---- Data for the task

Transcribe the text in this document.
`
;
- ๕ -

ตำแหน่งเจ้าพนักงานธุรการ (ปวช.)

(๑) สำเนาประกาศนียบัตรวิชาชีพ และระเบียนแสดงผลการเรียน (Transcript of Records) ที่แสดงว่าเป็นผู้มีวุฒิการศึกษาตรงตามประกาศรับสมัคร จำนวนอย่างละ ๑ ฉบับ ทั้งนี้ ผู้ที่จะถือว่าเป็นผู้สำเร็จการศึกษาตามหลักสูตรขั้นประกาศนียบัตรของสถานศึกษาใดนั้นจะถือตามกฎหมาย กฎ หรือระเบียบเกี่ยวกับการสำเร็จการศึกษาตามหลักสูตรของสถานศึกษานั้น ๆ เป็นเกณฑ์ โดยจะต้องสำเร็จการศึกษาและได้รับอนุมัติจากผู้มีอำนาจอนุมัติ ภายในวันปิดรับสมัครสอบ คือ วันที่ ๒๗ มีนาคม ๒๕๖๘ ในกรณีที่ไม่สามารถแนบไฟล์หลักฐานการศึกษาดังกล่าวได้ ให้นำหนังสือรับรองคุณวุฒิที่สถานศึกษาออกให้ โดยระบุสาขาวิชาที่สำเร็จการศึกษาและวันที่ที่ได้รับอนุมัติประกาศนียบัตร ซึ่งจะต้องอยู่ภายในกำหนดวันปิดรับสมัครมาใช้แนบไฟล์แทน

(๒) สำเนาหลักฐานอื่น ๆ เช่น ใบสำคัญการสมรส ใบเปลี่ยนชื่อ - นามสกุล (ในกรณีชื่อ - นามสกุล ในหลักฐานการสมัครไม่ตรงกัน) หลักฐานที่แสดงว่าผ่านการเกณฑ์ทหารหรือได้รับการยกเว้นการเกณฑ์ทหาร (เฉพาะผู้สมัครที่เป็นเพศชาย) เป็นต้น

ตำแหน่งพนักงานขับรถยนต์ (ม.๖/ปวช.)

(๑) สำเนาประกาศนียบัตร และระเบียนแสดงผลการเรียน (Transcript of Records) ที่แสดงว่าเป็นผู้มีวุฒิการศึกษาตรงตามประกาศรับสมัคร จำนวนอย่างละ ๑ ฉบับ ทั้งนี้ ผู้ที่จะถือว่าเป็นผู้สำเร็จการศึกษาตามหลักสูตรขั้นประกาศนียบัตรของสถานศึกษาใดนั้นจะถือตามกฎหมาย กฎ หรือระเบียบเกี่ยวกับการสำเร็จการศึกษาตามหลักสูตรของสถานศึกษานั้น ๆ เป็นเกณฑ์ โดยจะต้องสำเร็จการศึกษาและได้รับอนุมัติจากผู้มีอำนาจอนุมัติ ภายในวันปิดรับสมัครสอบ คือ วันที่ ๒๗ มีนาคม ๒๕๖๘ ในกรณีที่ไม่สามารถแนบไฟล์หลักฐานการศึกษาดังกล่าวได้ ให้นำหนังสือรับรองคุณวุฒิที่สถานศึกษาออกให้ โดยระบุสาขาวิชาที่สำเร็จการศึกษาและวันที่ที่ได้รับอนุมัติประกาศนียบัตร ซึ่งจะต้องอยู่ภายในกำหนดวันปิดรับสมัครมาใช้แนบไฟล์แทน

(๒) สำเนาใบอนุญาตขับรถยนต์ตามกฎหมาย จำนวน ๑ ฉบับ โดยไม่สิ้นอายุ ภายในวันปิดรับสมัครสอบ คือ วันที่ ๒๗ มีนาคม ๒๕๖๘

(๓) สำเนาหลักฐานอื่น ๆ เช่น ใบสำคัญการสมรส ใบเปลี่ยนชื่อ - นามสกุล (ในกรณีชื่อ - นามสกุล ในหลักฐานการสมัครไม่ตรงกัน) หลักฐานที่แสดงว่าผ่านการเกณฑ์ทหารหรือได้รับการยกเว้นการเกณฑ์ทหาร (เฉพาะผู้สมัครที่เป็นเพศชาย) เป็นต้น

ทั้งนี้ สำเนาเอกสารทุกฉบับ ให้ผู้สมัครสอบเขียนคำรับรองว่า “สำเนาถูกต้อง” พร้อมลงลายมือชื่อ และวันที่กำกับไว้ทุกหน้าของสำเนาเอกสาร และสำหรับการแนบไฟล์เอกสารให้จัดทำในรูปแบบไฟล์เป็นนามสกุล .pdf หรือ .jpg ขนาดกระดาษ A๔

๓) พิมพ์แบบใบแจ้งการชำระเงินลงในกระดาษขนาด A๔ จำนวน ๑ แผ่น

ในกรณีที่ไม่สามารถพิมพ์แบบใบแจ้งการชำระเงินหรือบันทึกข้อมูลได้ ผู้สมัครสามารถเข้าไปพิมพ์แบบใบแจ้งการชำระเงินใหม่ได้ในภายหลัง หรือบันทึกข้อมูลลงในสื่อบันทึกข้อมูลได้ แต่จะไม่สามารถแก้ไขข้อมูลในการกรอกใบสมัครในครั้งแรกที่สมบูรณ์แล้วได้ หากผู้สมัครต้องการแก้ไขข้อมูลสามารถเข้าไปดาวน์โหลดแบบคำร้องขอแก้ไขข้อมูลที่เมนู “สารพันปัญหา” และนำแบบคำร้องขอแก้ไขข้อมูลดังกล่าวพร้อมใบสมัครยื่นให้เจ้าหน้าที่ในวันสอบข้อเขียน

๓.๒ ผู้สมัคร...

--------

Given request:
Scan the listing above and identify each line holding the string "สำเร"; copy every such line.

Task solution:
(๑) สำเนาประกาศนียบัตรวิชาชีพ และระเบียนแสดงผลการเรียน (Transcript of Records) ที่แสดงว่าเป็นผู้มีวุฒิการศึกษาตรงตามประกาศรับสมัคร จำนวนอย่างละ ๑ ฉบับ ทั้งนี้ ผู้ที่จะถือว่าเป็นผู้สำเร็จการศึกษาตามหลักสูตรขั้นประกาศนียบัตรของสถานศึกษาใดนั้นจะถือตามกฎหมาย กฎ หรือระเบียบเกี่ยวกับการสำเร็จการศึกษาตามหลักสูตรของสถานศึกษานั้น ๆ เป็นเกณฑ์ โดยจะต้องสำเร็จการศึกษาและได้รับอนุมัติจากผู้มีอำนาจอนุมัติ ภายในวันปิดรับสมัครสอบ คือ วันที่ ๒๗ มีนาคม ๒๕๖๘ ในกรณีที่ไม่สามารถแนบไฟล์หลักฐานการศึกษาดังกล่าวได้ ให้นำหนังสือรับรองคุณวุฒิที่สถานศึกษาออกให้ โดยระบุสาขาวิชาที่สำเร็จการศึกษาและวันที่ที่ได้รับอนุมัติประกาศนียบัตร ซึ่งจะต้องอยู่ภายในกำหนดวันปิดรับสมัครมาใช้แนบไฟล์แทน
(๑) สำเนาประกาศนียบัตร และระเบียนแสดงผลการเรียน (Transcript of Records) ที่แสดงว่าเป็นผู้มีวุฒิการศึกษาตรงตามประกาศรับสมัคร จำนวนอย่างละ ๑ ฉบับ ทั้งนี้ ผู้ที่จะถือว่าเป็นผู้สำเร็จการศึกษาตามหลักสูตรขั้นประกาศนียบัตรของสถานศึกษาใดนั้นจะถือตามกฎหมาย กฎ หรือระเบียบเกี่ยวกับการสำเร็จการศึกษาตามหลักสูตรของสถานศึกษานั้น ๆ เป็นเกณฑ์ โดยจะต้องสำเร็จการศึกษาและได้รับอนุมัติจากผู้มีอำนาจอนุมัติ ภายในวันปิดรับสมัครสอบ คือ วันที่ ๒๗ มีนาคม ๒๕๖๘ ในกรณีที่ไม่สามารถแนบไฟล์หลักฐานการศึกษาดังกล่าวได้ ให้นำหนังสือรับรองคุณวุฒิที่สถานศึกษาออกให้ โดยระบุสาขาวิชาที่สำเร็จการศึกษาและวันที่ที่ได้รับอนุมัติประกาศนียบัตร ซึ่งจะต้องอยู่ภายในกำหนดวันปิดรับสมัครมาใช้แนบไฟล์แทน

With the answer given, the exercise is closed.